▶ STATED PROBLEM
Single out the lines of the material that contain "BATS" and copy them.

#### SUPPLIED MATERIAL

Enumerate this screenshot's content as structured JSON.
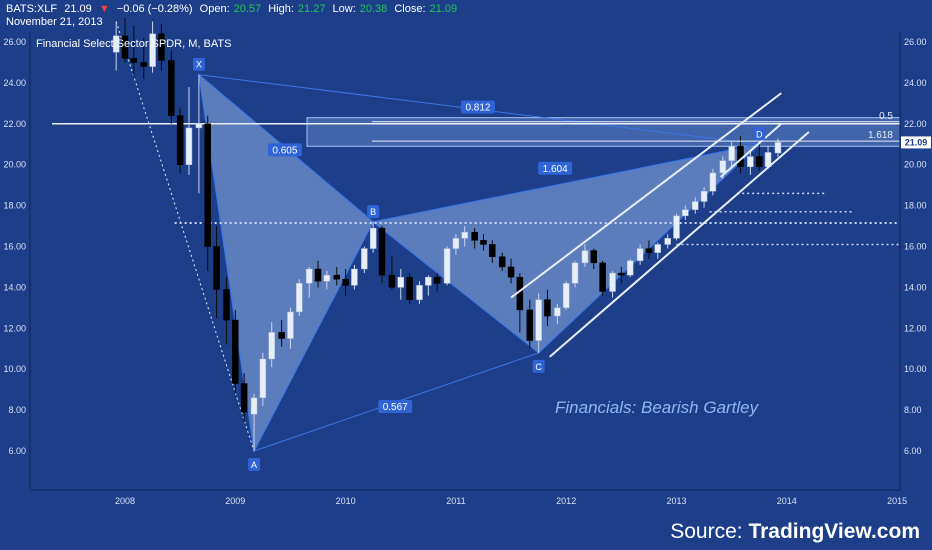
{
  "header": {
    "symbol": "BATS:XLF",
    "last": "21.09",
    "change": "−0.06 (−0.28%)",
    "open_label": "Open:",
    "open": "20.57",
    "high_label": "High:",
    "high": "21.27",
    "low_label": "Low:",
    "low": "20.38",
    "close_label": "Close:",
    "close": "21.09",
    "date": "November 21, 2013"
  },
  "colors": {
    "background": "#1d3e88",
    "bull_candle": "#e8eef8",
    "bear_candle": "#000000",
    "pattern_line": "#3c78e6",
    "pattern_fill": "#8fb0e8",
    "value_green": "#22c55e",
    "change_red": "#ef4444"
  },
  "source": {
    "prefix": "Source: ",
    "brand": "TradingView.com"
  },
  "chart_data": {
    "type": "candlestick",
    "title": "Financial Select Sector SPDR, M, BATS",
    "annotation": "Financials: Bearish Gartley",
    "ylim": [
      5.0,
      26.5
    ],
    "xlim": [
      2007.3,
      2015.0
    ],
    "y_ticks": [
      "26.00",
      "24.00",
      "22.00",
      "20.00",
      "18.00",
      "16.00",
      "14.00",
      "12.00",
      "10.00",
      "8.00",
      "6.00"
    ],
    "x_ticks": [
      {
        "label": "2008",
        "x": 2008
      },
      {
        "label": "2009",
        "x": 2009
      },
      {
        "label": "2010",
        "x": 2010
      },
      {
        "label": "2011",
        "x": 2011
      },
      {
        "label": "2012",
        "x": 2012
      },
      {
        "label": "2013",
        "x": 2013
      },
      {
        "label": "2014",
        "x": 2014
      },
      {
        "label": "2015",
        "x": 2015
      }
    ],
    "last_price_label": "21.09",
    "last_price": 21.09,
    "pattern_points": [
      {
        "name": "X",
        "t": 2008.67,
        "price": 24.4
      },
      {
        "name": "A",
        "t": 2009.17,
        "price": 6.0
      },
      {
        "name": "B",
        "t": 2010.25,
        "price": 17.2
      },
      {
        "name": "C",
        "t": 2011.75,
        "price": 10.8
      },
      {
        "name": "D",
        "t": 2013.75,
        "price": 21.0
      }
    ],
    "ratios": [
      {
        "label": "0.812",
        "t": 2011.2,
        "price": 22.8
      },
      {
        "label": "0.605",
        "t": 2009.45,
        "price": 20.7
      },
      {
        "label": "1.604",
        "t": 2011.9,
        "price": 19.8
      },
      {
        "label": "0.567",
        "t": 2010.45,
        "price": 8.15
      }
    ],
    "fib_levels": [
      {
        "label": "0.5",
        "price": 22.1
      },
      {
        "label": "1.618",
        "price": 21.15
      }
    ],
    "resistance_zone": [
      20.9,
      22.3
    ],
    "support_levels": [
      18.6,
      17.7,
      17.15,
      16.1
    ],
    "channel": {
      "upper": [
        [
          2011.5,
          13.5
        ],
        [
          2013.95,
          23.5
        ]
      ],
      "lower": [
        [
          2011.85,
          10.6
        ],
        [
          2014.2,
          21.6
        ]
      ],
      "mid": [
        [
          2013.4,
          19.4
        ],
        [
          2013.95,
          22.0
        ]
      ]
    },
    "candles": [
      {
        "t": 2007.92,
        "o": 25.5,
        "h": 27.0,
        "l": 24.6,
        "c": 26.3
      },
      {
        "t": 2008.0,
        "o": 26.3,
        "h": 27.2,
        "l": 25.0,
        "c": 25.2
      },
      {
        "t": 2008.08,
        "o": 25.2,
        "h": 26.8,
        "l": 24.3,
        "c": 25.0
      },
      {
        "t": 2008.17,
        "o": 25.0,
        "h": 26.2,
        "l": 24.2,
        "c": 24.8
      },
      {
        "t": 2008.25,
        "o": 24.8,
        "h": 27.0,
        "l": 24.5,
        "c": 26.4
      },
      {
        "t": 2008.33,
        "o": 26.4,
        "h": 26.9,
        "l": 24.6,
        "c": 25.1
      },
      {
        "t": 2008.42,
        "o": 25.1,
        "h": 25.6,
        "l": 22.0,
        "c": 22.4
      },
      {
        "t": 2008.5,
        "o": 22.4,
        "h": 22.8,
        "l": 19.6,
        "c": 20.0
      },
      {
        "t": 2008.58,
        "o": 20.0,
        "h": 23.8,
        "l": 19.5,
        "c": 21.8
      },
      {
        "t": 2008.67,
        "o": 21.8,
        "h": 24.4,
        "l": 18.6,
        "c": 22.0
      },
      {
        "t": 2008.75,
        "o": 22.0,
        "h": 22.4,
        "l": 14.8,
        "c": 16.0
      },
      {
        "t": 2008.83,
        "o": 16.0,
        "h": 17.0,
        "l": 12.5,
        "c": 13.9
      },
      {
        "t": 2008.92,
        "o": 13.9,
        "h": 14.5,
        "l": 11.2,
        "c": 12.4
      },
      {
        "t": 2009.0,
        "o": 12.4,
        "h": 12.9,
        "l": 8.8,
        "c": 9.3
      },
      {
        "t": 2009.08,
        "o": 9.3,
        "h": 9.8,
        "l": 7.4,
        "c": 7.9
      },
      {
        "t": 2009.17,
        "o": 7.8,
        "h": 8.8,
        "l": 6.0,
        "c": 8.6
      },
      {
        "t": 2009.25,
        "o": 8.6,
        "h": 10.8,
        "l": 8.2,
        "c": 10.5
      },
      {
        "t": 2009.33,
        "o": 10.5,
        "h": 12.3,
        "l": 10.1,
        "c": 11.8
      },
      {
        "t": 2009.42,
        "o": 11.8,
        "h": 12.4,
        "l": 11.1,
        "c": 11.5
      },
      {
        "t": 2009.5,
        "o": 11.5,
        "h": 13.0,
        "l": 11.0,
        "c": 12.8
      },
      {
        "t": 2009.58,
        "o": 12.8,
        "h": 14.4,
        "l": 12.6,
        "c": 14.2
      },
      {
        "t": 2009.67,
        "o": 14.2,
        "h": 15.0,
        "l": 13.5,
        "c": 14.9
      },
      {
        "t": 2009.75,
        "o": 14.9,
        "h": 15.3,
        "l": 14.0,
        "c": 14.3
      },
      {
        "t": 2009.83,
        "o": 14.3,
        "h": 14.8,
        "l": 13.9,
        "c": 14.6
      },
      {
        "t": 2009.92,
        "o": 14.6,
        "h": 15.0,
        "l": 14.1,
        "c": 14.4
      },
      {
        "t": 2010.0,
        "o": 14.4,
        "h": 14.9,
        "l": 13.6,
        "c": 14.1
      },
      {
        "t": 2010.08,
        "o": 14.1,
        "h": 15.1,
        "l": 13.9,
        "c": 14.9
      },
      {
        "t": 2010.17,
        "o": 14.9,
        "h": 16.0,
        "l": 14.7,
        "c": 15.9
      },
      {
        "t": 2010.25,
        "o": 15.9,
        "h": 17.2,
        "l": 15.7,
        "c": 16.9
      },
      {
        "t": 2010.33,
        "o": 16.9,
        "h": 17.0,
        "l": 14.2,
        "c": 14.6
      },
      {
        "t": 2010.42,
        "o": 14.6,
        "h": 15.5,
        "l": 13.9,
        "c": 14.0
      },
      {
        "t": 2010.5,
        "o": 14.0,
        "h": 14.9,
        "l": 13.4,
        "c": 14.5
      },
      {
        "t": 2010.58,
        "o": 14.5,
        "h": 14.7,
        "l": 13.2,
        "c": 13.4
      },
      {
        "t": 2010.67,
        "o": 13.4,
        "h": 14.3,
        "l": 13.2,
        "c": 14.1
      },
      {
        "t": 2010.75,
        "o": 14.1,
        "h": 14.6,
        "l": 13.6,
        "c": 14.5
      },
      {
        "t": 2010.83,
        "o": 14.5,
        "h": 14.7,
        "l": 13.8,
        "c": 14.2
      },
      {
        "t": 2010.92,
        "o": 14.2,
        "h": 16.0,
        "l": 14.1,
        "c": 15.9
      },
      {
        "t": 2011.0,
        "o": 15.9,
        "h": 16.6,
        "l": 15.6,
        "c": 16.4
      },
      {
        "t": 2011.08,
        "o": 16.4,
        "h": 17.0,
        "l": 16.0,
        "c": 16.7
      },
      {
        "t": 2011.17,
        "o": 16.7,
        "h": 16.9,
        "l": 15.9,
        "c": 16.3
      },
      {
        "t": 2011.25,
        "o": 16.3,
        "h": 16.6,
        "l": 15.8,
        "c": 16.1
      },
      {
        "t": 2011.33,
        "o": 16.1,
        "h": 16.3,
        "l": 15.2,
        "c": 15.5
      },
      {
        "t": 2011.42,
        "o": 15.5,
        "h": 15.7,
        "l": 14.8,
        "c": 15.0
      },
      {
        "t": 2011.5,
        "o": 15.0,
        "h": 15.4,
        "l": 14.2,
        "c": 14.5
      },
      {
        "t": 2011.58,
        "o": 14.5,
        "h": 14.7,
        "l": 11.8,
        "c": 12.9
      },
      {
        "t": 2011.67,
        "o": 12.9,
        "h": 13.4,
        "l": 11.0,
        "c": 11.4
      },
      {
        "t": 2011.75,
        "o": 11.4,
        "h": 13.7,
        "l": 10.8,
        "c": 13.4
      },
      {
        "t": 2011.83,
        "o": 13.4,
        "h": 13.9,
        "l": 12.1,
        "c": 12.6
      },
      {
        "t": 2011.92,
        "o": 12.6,
        "h": 13.2,
        "l": 12.2,
        "c": 13.0
      },
      {
        "t": 2012.0,
        "o": 13.0,
        "h": 14.3,
        "l": 12.9,
        "c": 14.2
      },
      {
        "t": 2012.08,
        "o": 14.2,
        "h": 15.3,
        "l": 14.0,
        "c": 15.2
      },
      {
        "t": 2012.17,
        "o": 15.2,
        "h": 16.1,
        "l": 15.0,
        "c": 15.8
      },
      {
        "t": 2012.25,
        "o": 15.8,
        "h": 15.9,
        "l": 14.9,
        "c": 15.2
      },
      {
        "t": 2012.33,
        "o": 15.2,
        "h": 15.3,
        "l": 13.6,
        "c": 13.8
      },
      {
        "t": 2012.42,
        "o": 13.8,
        "h": 14.8,
        "l": 13.5,
        "c": 14.7
      },
      {
        "t": 2012.5,
        "o": 14.7,
        "h": 15.0,
        "l": 14.2,
        "c": 14.6
      },
      {
        "t": 2012.58,
        "o": 14.6,
        "h": 15.4,
        "l": 14.5,
        "c": 15.3
      },
      {
        "t": 2012.67,
        "o": 15.3,
        "h": 16.1,
        "l": 15.1,
        "c": 15.9
      },
      {
        "t": 2012.75,
        "o": 15.9,
        "h": 16.3,
        "l": 15.4,
        "c": 15.7
      },
      {
        "t": 2012.83,
        "o": 15.7,
        "h": 16.2,
        "l": 15.4,
        "c": 16.1
      },
      {
        "t": 2012.92,
        "o": 16.1,
        "h": 16.6,
        "l": 15.9,
        "c": 16.4
      },
      {
        "t": 2013.0,
        "o": 16.4,
        "h": 17.6,
        "l": 16.3,
        "c": 17.5
      },
      {
        "t": 2013.08,
        "o": 17.5,
        "h": 18.0,
        "l": 17.3,
        "c": 17.8
      },
      {
        "t": 2013.17,
        "o": 17.8,
        "h": 18.4,
        "l": 17.6,
        "c": 18.2
      },
      {
        "t": 2013.25,
        "o": 18.2,
        "h": 18.9,
        "l": 17.9,
        "c": 18.7
      },
      {
        "t": 2013.33,
        "o": 18.7,
        "h": 19.8,
        "l": 18.5,
        "c": 19.6
      },
      {
        "t": 2013.42,
        "o": 19.6,
        "h": 20.4,
        "l": 19.3,
        "c": 20.2
      },
      {
        "t": 2013.5,
        "o": 20.2,
        "h": 21.1,
        "l": 19.9,
        "c": 20.9
      },
      {
        "t": 2013.58,
        "o": 20.9,
        "h": 21.4,
        "l": 19.6,
        "c": 19.9
      },
      {
        "t": 2013.67,
        "o": 19.9,
        "h": 20.7,
        "l": 19.5,
        "c": 20.4
      },
      {
        "t": 2013.75,
        "o": 20.4,
        "h": 21.0,
        "l": 19.7,
        "c": 19.9
      },
      {
        "t": 2013.83,
        "o": 19.9,
        "h": 20.9,
        "l": 19.8,
        "c": 20.6
      },
      {
        "t": 2013.92,
        "o": 20.57,
        "h": 21.27,
        "l": 20.38,
        "c": 21.09
      }
    ]
  }
}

########

▶ OUTPUT FOR THIS TASK
    "symbol": "BATS:XLF",
    "title": "Financial Select Sector SPDR, M, BATS",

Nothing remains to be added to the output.